Short task:
The records that follow are to be repeated exactly, with the pictures removed.
[start]
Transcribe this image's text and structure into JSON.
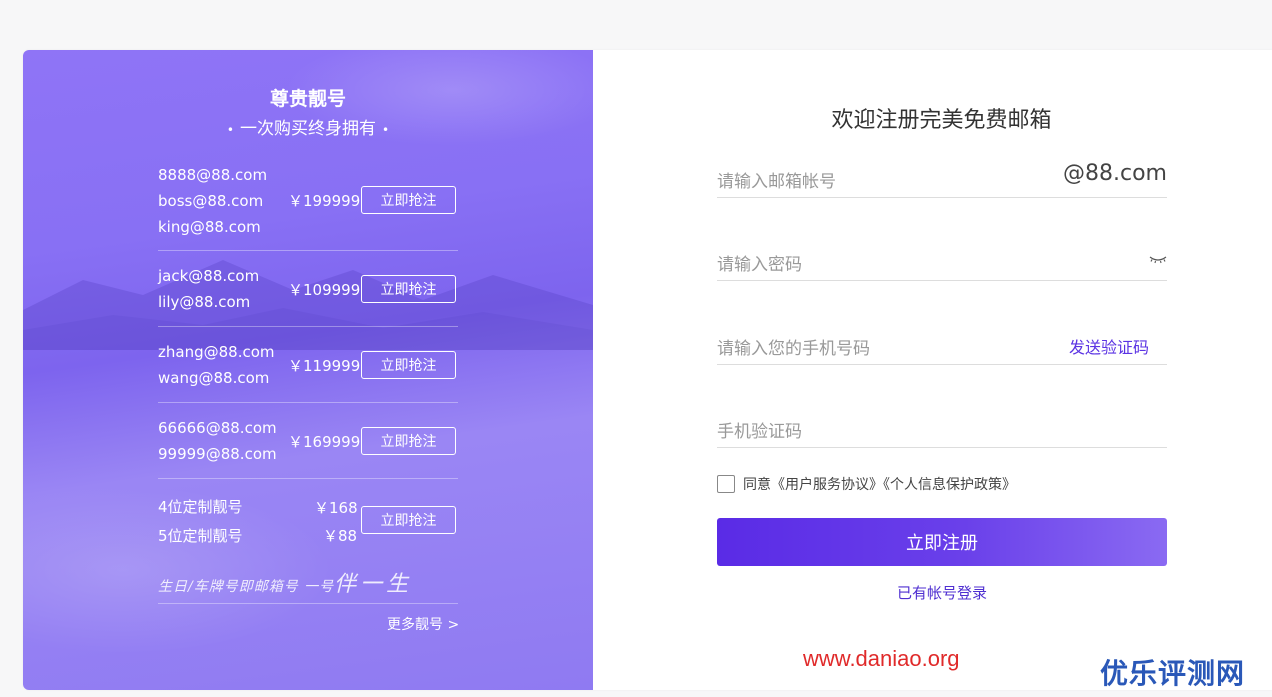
{
  "promo": {
    "title": "尊贵靓号",
    "subtitle_dot": "•",
    "subtitle": "一次购买终身拥有",
    "groups": [
      {
        "names": [
          "8888@88.com",
          "boss@88.com",
          "king@88.com"
        ],
        "price": "￥199999",
        "button": "立即抢注"
      },
      {
        "names": [
          "jack@88.com",
          "lily@88.com"
        ],
        "price": "￥109999",
        "button": "立即抢注"
      },
      {
        "names": [
          "zhang@88.com",
          "wang@88.com"
        ],
        "price": "￥119999",
        "button": "立即抢注"
      },
      {
        "names": [
          "66666@88.com",
          "99999@88.com"
        ],
        "price": "￥169999",
        "button": "立即抢注"
      },
      {
        "names": [
          "4位定制靓号",
          "5位定制靓号"
        ],
        "prices": [
          "￥168",
          "￥88"
        ],
        "button": "立即抢注"
      }
    ],
    "slogan_small": "生日/车牌号即邮箱号  一号",
    "slogan_big": "伴一生",
    "more": "更多靓号 >"
  },
  "form": {
    "title": "欢迎注册完美免费邮箱",
    "email_placeholder": "请输入邮箱帐号",
    "email_suffix": "@88.com",
    "password_placeholder": "请输入密码",
    "phone_placeholder": "请输入您的手机号码",
    "send_code": "发送验证码",
    "code_placeholder": "手机验证码",
    "agree_text": "同意《用户服务协议》《个人信息保护政策》",
    "agree_checked": false,
    "submit": "立即注册",
    "login_link": "已有帐号登录"
  },
  "watermarks": {
    "url": "www.daniao.org",
    "brand": "优乐评测网"
  },
  "colors": {
    "accent": "#5b33e3",
    "promo_bg": "#8870f4",
    "watermark_red": "#e02a2a",
    "watermark_blue": "#2a58b8"
  }
}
[end]
Solution for this exercise:
Transcribe this image's text and structure into JSON.
{
  "promo": {
    "title": "尊贵靓号",
    "subtitle_dot": "•",
    "subtitle": "一次购买终身拥有",
    "groups": [
      {
        "names": [
          "8888@88.com",
          "boss@88.com",
          "king@88.com"
        ],
        "price": "￥199999",
        "button": "立即抢注"
      },
      {
        "names": [
          "jack@88.com",
          "lily@88.com"
        ],
        "price": "￥109999",
        "button": "立即抢注"
      },
      {
        "names": [
          "zhang@88.com",
          "wang@88.com"
        ],
        "price": "￥119999",
        "button": "立即抢注"
      },
      {
        "names": [
          "66666@88.com",
          "99999@88.com"
        ],
        "price": "￥169999",
        "button": "立即抢注"
      },
      {
        "names": [
          "4位定制靓号",
          "5位定制靓号"
        ],
        "prices": [
          "￥168",
          "￥88"
        ],
        "button": "立即抢注"
      }
    ],
    "slogan_small": "生日/车牌号即邮箱号  一号",
    "slogan_big": "伴一生",
    "more": "更多靓号 >"
  },
  "form": {
    "title": "欢迎注册完美免费邮箱",
    "email_placeholder": "请输入邮箱帐号",
    "email_suffix": "@88.com",
    "password_placeholder": "请输入密码",
    "phone_placeholder": "请输入您的手机号码",
    "send_code": "发送验证码",
    "code_placeholder": "手机验证码",
    "agree_text": "同意《用户服务协议》《个人信息保护政策》",
    "agree_checked": false,
    "submit": "立即注册",
    "login_link": "已有帐号登录"
  },
  "watermarks": {
    "url": "www.daniao.org",
    "brand": "优乐评测网"
  },
  "colors": {
    "accent": "#5b33e3",
    "promo_bg": "#8870f4",
    "watermark_red": "#e02a2a",
    "watermark_blue": "#2a58b8"
  }
}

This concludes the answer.